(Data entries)

=====

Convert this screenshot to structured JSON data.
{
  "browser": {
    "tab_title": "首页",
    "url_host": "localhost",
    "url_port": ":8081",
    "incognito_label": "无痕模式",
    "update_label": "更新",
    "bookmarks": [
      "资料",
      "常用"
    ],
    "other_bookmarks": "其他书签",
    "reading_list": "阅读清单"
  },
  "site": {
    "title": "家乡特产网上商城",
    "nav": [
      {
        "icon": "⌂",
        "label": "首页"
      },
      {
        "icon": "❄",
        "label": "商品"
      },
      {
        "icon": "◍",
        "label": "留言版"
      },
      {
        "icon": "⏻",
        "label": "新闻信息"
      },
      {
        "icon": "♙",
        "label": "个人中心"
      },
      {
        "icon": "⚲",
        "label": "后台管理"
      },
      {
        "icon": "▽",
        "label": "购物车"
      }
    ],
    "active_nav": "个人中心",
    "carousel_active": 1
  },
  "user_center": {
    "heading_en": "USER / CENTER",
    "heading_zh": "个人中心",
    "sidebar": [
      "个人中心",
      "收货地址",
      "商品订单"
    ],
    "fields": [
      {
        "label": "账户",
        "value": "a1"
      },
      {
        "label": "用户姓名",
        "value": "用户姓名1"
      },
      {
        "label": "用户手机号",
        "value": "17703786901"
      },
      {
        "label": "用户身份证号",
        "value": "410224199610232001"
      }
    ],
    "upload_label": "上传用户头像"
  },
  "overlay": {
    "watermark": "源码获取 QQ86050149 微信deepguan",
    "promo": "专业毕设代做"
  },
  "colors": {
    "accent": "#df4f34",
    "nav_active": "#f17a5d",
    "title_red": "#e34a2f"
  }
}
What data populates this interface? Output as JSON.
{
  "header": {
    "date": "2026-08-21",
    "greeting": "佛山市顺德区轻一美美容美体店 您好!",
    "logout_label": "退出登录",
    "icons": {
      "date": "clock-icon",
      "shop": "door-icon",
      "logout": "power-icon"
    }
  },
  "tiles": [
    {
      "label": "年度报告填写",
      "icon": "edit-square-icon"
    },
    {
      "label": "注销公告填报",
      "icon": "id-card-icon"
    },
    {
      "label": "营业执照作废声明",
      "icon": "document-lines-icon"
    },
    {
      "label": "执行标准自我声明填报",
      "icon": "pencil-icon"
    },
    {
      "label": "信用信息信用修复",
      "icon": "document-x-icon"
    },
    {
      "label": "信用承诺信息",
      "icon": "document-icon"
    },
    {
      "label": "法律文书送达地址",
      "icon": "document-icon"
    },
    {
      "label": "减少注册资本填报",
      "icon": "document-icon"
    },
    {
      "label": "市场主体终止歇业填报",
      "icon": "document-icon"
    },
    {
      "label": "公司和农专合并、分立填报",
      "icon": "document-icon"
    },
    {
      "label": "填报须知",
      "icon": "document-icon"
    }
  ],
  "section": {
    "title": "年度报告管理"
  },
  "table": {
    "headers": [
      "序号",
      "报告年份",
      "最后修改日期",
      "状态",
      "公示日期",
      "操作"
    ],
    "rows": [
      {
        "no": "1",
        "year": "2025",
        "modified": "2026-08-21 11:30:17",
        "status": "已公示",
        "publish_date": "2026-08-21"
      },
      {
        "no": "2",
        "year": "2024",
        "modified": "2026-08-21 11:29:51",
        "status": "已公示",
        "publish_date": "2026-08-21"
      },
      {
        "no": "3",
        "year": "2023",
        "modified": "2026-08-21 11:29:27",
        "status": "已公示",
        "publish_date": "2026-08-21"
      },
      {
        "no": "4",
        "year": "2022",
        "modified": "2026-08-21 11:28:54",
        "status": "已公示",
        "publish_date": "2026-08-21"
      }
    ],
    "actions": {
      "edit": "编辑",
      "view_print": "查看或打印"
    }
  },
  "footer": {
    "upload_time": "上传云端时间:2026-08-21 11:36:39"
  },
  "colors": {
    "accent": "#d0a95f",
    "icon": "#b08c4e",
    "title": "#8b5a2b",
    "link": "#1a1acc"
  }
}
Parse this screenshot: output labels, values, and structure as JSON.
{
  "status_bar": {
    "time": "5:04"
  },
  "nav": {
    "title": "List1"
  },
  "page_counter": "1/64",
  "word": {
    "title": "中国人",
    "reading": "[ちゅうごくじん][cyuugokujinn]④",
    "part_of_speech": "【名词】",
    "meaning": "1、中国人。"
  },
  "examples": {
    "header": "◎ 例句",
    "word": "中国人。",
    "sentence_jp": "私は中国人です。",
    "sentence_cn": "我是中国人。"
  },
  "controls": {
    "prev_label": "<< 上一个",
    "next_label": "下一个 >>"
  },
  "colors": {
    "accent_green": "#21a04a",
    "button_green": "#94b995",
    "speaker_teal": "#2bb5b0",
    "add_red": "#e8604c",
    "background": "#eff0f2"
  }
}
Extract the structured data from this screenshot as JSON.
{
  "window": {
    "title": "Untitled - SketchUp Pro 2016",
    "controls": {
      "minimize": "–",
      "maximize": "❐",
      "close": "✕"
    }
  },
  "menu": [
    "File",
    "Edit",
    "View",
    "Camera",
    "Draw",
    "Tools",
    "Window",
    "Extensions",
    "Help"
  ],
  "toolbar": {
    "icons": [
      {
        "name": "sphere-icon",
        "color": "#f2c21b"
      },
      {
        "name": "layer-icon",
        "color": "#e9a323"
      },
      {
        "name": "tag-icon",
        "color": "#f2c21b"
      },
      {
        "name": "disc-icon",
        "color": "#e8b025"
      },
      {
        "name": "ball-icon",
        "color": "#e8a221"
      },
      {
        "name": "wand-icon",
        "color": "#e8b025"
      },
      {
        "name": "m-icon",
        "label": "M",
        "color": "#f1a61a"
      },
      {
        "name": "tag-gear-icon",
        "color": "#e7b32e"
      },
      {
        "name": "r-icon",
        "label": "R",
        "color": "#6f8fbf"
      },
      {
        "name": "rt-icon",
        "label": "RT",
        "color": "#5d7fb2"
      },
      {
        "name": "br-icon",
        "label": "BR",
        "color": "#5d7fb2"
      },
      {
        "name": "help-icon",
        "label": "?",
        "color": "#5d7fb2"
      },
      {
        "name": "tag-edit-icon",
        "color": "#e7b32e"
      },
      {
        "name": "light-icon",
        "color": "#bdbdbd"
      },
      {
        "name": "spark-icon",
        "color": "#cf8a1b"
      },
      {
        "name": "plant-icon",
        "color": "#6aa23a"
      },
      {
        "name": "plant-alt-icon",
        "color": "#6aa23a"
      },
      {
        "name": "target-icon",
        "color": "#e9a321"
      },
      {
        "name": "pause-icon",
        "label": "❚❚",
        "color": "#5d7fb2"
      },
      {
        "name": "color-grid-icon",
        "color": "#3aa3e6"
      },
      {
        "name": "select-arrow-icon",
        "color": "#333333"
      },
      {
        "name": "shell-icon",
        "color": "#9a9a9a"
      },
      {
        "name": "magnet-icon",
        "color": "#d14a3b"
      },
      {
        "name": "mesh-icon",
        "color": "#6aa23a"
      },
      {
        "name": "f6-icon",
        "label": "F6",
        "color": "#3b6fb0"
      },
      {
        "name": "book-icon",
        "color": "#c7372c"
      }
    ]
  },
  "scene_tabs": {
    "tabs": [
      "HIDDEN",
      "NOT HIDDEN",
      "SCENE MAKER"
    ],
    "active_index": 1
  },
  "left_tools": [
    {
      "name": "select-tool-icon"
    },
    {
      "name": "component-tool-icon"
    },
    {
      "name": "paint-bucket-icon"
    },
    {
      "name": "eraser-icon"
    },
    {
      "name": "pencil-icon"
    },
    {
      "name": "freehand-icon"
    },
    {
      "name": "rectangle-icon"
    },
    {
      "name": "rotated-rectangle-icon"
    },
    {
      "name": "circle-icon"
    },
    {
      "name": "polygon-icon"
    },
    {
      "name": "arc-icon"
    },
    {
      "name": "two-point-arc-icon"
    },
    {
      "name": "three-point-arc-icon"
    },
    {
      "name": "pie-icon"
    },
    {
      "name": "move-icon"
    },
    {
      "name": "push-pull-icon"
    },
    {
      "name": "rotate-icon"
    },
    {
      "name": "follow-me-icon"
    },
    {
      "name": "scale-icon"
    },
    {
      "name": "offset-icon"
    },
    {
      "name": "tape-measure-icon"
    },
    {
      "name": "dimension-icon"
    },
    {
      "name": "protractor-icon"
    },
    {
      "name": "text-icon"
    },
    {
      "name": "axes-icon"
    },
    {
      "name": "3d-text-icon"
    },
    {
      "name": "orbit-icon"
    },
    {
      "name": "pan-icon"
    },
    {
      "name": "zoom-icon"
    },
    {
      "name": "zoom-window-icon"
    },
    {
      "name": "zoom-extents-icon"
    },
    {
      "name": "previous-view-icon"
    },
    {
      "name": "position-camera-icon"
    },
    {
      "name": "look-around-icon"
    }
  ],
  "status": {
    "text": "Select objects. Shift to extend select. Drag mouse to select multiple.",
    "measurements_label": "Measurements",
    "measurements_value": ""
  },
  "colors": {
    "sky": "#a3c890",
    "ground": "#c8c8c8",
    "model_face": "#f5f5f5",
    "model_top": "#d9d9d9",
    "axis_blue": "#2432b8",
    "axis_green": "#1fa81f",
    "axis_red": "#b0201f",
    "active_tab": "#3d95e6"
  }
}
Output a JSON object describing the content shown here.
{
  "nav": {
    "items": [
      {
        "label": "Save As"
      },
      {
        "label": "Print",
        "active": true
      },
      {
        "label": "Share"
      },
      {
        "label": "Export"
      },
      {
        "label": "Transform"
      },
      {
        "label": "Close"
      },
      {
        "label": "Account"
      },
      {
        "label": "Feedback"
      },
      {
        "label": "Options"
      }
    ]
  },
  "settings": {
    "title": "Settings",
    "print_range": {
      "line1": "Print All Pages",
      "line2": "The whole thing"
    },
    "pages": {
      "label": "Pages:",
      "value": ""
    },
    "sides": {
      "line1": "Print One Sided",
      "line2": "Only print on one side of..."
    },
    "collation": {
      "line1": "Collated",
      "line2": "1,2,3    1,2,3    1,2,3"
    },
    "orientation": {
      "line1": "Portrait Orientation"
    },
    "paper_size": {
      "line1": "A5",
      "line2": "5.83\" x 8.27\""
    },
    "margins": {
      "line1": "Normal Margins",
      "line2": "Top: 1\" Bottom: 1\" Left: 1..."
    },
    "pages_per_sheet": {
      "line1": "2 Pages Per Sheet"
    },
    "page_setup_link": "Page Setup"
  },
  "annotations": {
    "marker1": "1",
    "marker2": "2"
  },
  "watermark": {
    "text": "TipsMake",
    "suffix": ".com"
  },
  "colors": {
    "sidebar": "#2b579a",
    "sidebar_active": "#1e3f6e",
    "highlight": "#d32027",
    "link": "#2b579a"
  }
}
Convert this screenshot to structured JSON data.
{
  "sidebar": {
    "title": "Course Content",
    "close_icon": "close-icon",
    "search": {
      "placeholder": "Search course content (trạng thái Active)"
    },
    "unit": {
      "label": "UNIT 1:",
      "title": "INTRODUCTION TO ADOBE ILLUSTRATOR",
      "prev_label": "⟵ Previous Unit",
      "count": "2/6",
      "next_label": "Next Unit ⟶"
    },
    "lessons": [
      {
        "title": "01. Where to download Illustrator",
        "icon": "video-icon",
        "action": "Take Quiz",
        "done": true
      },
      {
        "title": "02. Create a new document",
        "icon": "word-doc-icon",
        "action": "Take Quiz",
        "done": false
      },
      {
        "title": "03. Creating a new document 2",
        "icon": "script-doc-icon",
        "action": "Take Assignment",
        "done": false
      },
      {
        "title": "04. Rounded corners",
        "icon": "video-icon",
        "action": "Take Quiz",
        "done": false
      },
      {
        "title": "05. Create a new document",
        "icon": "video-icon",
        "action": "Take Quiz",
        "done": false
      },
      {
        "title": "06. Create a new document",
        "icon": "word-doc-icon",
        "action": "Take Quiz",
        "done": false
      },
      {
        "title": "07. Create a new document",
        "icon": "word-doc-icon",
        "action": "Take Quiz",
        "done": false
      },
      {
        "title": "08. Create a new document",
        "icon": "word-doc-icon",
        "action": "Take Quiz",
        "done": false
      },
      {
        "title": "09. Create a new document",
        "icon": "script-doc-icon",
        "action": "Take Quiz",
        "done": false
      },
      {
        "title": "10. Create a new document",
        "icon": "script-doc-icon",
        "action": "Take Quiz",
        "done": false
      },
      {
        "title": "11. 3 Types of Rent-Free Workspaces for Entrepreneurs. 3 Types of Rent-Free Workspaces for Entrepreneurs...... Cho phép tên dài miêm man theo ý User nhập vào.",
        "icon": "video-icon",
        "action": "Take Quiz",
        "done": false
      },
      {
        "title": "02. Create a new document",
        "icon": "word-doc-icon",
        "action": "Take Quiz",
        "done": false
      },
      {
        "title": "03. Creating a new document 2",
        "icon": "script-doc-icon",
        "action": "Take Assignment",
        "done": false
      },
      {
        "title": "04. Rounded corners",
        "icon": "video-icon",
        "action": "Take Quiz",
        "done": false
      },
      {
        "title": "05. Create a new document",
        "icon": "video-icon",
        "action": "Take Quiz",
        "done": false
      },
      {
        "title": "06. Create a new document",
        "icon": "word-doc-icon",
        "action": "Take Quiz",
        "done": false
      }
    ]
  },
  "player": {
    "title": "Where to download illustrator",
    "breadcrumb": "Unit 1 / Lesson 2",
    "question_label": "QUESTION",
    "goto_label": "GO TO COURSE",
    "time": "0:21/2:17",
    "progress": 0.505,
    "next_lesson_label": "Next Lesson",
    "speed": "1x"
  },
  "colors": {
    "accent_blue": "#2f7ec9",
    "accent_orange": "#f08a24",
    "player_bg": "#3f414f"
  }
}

=====

■ **Exercise task**
Using the material above, gather every line that includes "个人中心".

■ **Response to the exercise**
        "label": "个人中心"
    "active_nav": "个人中心",
    "heading_zh": "个人中心",
      "个人中心",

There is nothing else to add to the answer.